The listing below should be printed exactly, every line of it. Skip the pictures.

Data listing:
::::

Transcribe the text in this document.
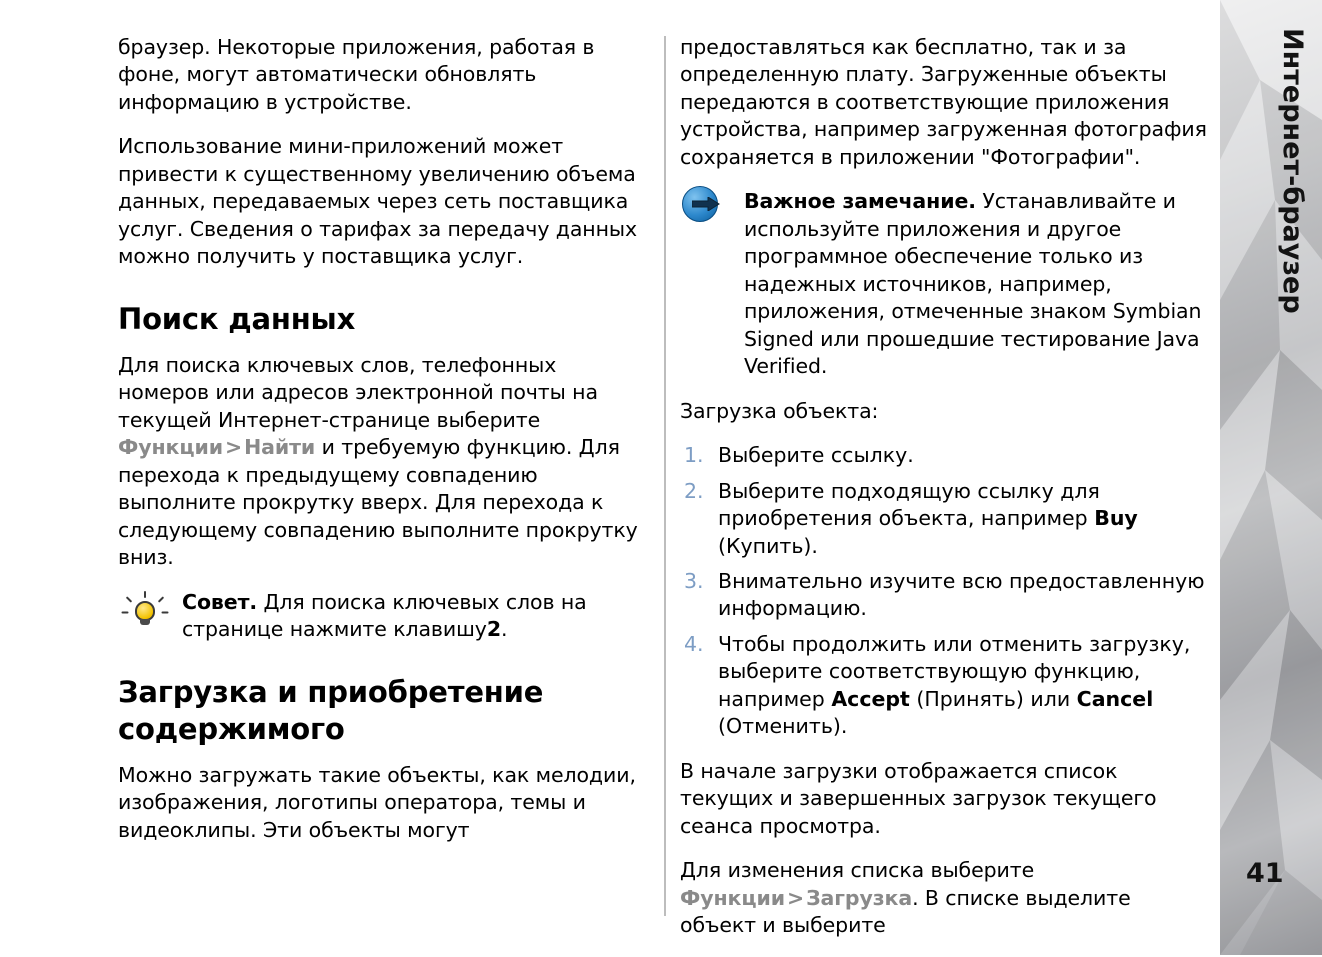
браузер. Некоторые приложения, работая в фоне, могут автоматически обновлять информацию в устройстве.

Использование мини-приложений может привести к существенному увеличению объема данных, передаваемых через сеть поставщика услуг. Сведения о тарифах за передачу данных можно получить у поставщика услуг.

Поиск данных

Для поиска ключевых слов, телефонных номеров или адресов электронной почты на текущей Интернет-странице выберите Функции>Найти и требуемую функцию. Для перехода к предыдущему совпадению выполните прокрутку вверх. Для перехода к следующему совпадению выполните прокрутку вниз.

Совет. Для поиска ключевых слов на странице нажмите клавишу2.

Загрузка и приобретение содержимого

Можно загружать такие объекты, как мелодии, изображения, логотипы оператора, темы и видеоклипы. Эти объекты могут

предоставляться как бесплатно, так и за определенную плату. Загруженные объекты передаются в соответствующие приложения устройства, например загруженная фотография сохраняется в приложении "Фотографии".

Важное замечание. Устанавливайте и используйте приложения и другое программное обеспечение только из надежных источников, например, приложения, отмеченные знаком Symbian Signed или прошедшие тестирование Java Verified.

Загрузка объекта:

Выберите ссылку.
Выберите подходящую ссылку для приобретения объекта, например Buy (Купить).
Внимательно изучите всю предоставленную информацию.
Чтобы продолжить или отменить загрузку, выберите соответствующую функцию, например Accept (Принять) или Cancel (Отменить).

В начале загрузки отображается список текущих и завершенных загрузок текущего сеанса просмотра.

Для изменения списка выберите Функции>Загрузка. В списке выделите объект и выберите

Интернет-браузер
41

::::

Complete output:
Transcribe the text in this document.
браузер. Некоторые приложения, работая в фоне, могут автоматически обновлять информацию в устройстве.

Использование мини-приложений может привести к существенному увеличению объема данных, передаваемых через сеть поставщика услуг. Сведения о тарифах за передачу данных можно получить у поставщика услуг.

Поиск данных

Для поиска ключевых слов, телефонных номеров или адресов электронной почты на текущей Интернет-странице выберите Функции>Найти и требуемую функцию. Для перехода к предыдущему совпадению выполните прокрутку вверх. Для перехода к следующему совпадению выполните прокрутку вниз.

Совет. Для поиска ключевых слов на странице нажмите клавишу2.

Загрузка и приобретение содержимого

Можно загружать такие объекты, как мелодии, изображения, логотипы оператора, темы и видеоклипы. Эти объекты могут

предоставляться как бесплатно, так и за определенную плату. Загруженные объекты передаются в соответствующие приложения устройства, например загруженная фотография сохраняется в приложении "Фотографии".

Важное замечание. Устанавливайте и используйте приложения и другое программное обеспечение только из надежных источников, например, приложения, отмеченные знаком Symbian Signed или прошедшие тестирование Java Verified.

Загрузка объекта:

Выберите ссылку.
Выберите подходящую ссылку для приобретения объекта, например Buy (Купить).
Внимательно изучите всю предоставленную информацию.
Чтобы продолжить или отменить загрузку, выберите соответствующую функцию, например Accept (Принять) или Cancel (Отменить).

В начале загрузки отображается список текущих и завершенных загрузок текущего сеанса просмотра.

Для изменения списка выберите Функции>Загрузка. В списке выделите объект и выберите

Интернет-браузер
41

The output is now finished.